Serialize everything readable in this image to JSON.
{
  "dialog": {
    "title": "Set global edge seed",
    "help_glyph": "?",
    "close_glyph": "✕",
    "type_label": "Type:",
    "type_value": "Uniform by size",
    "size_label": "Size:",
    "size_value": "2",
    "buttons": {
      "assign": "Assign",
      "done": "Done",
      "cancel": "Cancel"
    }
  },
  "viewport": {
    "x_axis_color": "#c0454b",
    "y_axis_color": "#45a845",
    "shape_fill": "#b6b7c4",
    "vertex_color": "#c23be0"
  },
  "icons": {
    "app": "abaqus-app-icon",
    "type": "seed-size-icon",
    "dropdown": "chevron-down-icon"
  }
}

* * *

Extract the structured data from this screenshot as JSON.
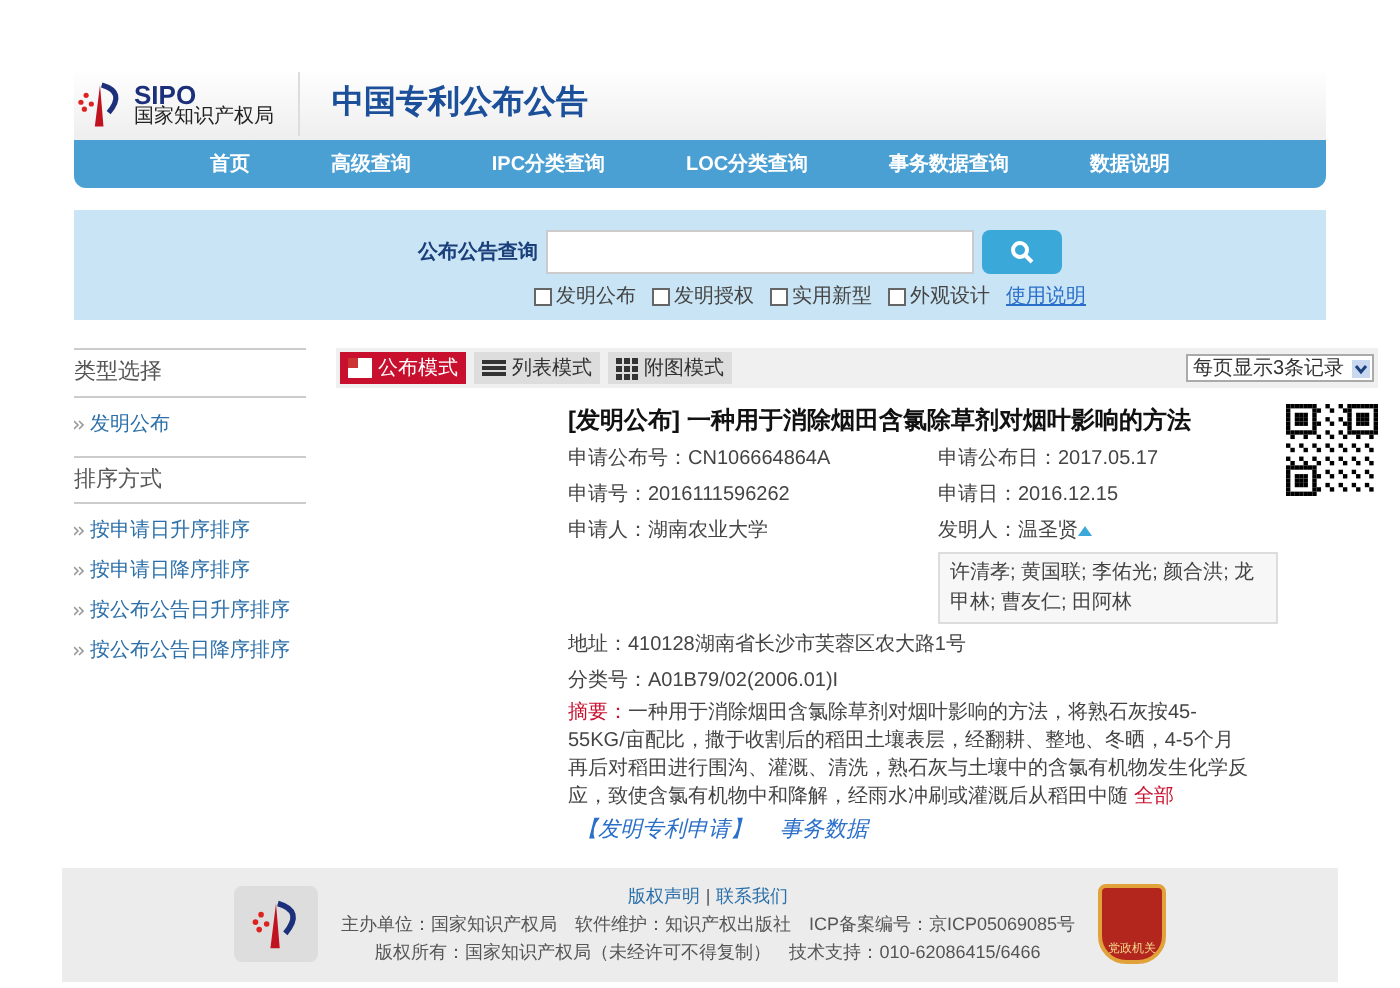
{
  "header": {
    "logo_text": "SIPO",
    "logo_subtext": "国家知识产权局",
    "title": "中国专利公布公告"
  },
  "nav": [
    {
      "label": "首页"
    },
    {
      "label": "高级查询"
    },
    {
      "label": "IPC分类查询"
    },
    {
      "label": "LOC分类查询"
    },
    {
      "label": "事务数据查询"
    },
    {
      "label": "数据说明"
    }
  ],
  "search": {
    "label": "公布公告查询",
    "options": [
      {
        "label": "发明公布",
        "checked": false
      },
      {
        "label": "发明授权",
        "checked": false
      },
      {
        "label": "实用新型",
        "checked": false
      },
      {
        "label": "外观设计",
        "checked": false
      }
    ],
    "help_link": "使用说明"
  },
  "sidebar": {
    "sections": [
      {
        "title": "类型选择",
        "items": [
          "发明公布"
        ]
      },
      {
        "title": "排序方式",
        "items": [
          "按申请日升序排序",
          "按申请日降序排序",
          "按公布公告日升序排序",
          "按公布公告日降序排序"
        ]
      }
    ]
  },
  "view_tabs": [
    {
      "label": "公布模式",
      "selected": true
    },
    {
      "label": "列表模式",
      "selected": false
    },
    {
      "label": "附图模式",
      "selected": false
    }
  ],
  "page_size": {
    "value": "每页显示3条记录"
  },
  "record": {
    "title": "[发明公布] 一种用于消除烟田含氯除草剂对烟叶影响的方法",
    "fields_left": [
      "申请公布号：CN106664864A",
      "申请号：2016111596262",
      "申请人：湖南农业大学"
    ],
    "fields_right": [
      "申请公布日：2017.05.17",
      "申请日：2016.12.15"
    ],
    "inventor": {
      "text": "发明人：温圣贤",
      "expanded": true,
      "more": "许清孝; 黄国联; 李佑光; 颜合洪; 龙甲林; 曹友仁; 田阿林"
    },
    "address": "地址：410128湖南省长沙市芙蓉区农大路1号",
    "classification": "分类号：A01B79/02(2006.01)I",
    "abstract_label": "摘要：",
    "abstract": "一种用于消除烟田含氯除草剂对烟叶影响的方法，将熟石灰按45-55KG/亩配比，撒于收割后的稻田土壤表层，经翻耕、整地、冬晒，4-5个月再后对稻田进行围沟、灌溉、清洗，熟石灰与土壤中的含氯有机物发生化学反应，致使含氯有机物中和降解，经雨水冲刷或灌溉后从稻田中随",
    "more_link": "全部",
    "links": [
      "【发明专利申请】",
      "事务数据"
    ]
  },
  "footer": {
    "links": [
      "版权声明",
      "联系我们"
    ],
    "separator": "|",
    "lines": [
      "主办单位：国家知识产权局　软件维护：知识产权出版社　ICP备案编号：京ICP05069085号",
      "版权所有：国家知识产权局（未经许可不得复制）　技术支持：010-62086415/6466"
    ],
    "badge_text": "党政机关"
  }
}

...

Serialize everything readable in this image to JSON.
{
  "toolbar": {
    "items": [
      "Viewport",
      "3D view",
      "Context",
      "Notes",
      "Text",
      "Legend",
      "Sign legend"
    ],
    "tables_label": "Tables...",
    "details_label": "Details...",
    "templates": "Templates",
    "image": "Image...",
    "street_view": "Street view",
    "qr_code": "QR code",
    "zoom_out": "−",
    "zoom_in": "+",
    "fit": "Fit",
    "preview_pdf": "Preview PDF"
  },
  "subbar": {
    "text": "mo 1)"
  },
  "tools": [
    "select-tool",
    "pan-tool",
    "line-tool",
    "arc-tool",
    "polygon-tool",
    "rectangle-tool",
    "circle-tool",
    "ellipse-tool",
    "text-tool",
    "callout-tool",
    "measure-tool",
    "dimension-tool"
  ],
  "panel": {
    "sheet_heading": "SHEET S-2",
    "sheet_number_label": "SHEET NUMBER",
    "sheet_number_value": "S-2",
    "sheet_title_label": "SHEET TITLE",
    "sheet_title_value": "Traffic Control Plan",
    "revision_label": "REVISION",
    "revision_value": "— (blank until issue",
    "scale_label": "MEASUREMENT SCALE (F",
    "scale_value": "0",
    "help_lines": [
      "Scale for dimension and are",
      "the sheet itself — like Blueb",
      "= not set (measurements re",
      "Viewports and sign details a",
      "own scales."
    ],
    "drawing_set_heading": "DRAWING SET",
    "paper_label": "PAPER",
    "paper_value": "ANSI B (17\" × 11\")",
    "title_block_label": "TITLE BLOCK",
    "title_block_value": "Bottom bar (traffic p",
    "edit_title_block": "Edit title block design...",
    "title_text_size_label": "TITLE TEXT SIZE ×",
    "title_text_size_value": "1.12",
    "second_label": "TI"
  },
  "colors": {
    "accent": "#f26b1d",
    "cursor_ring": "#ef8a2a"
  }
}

[Prompt] Count every line above that holds the string "dimension" and give the total, nothing more.

[Response below] 2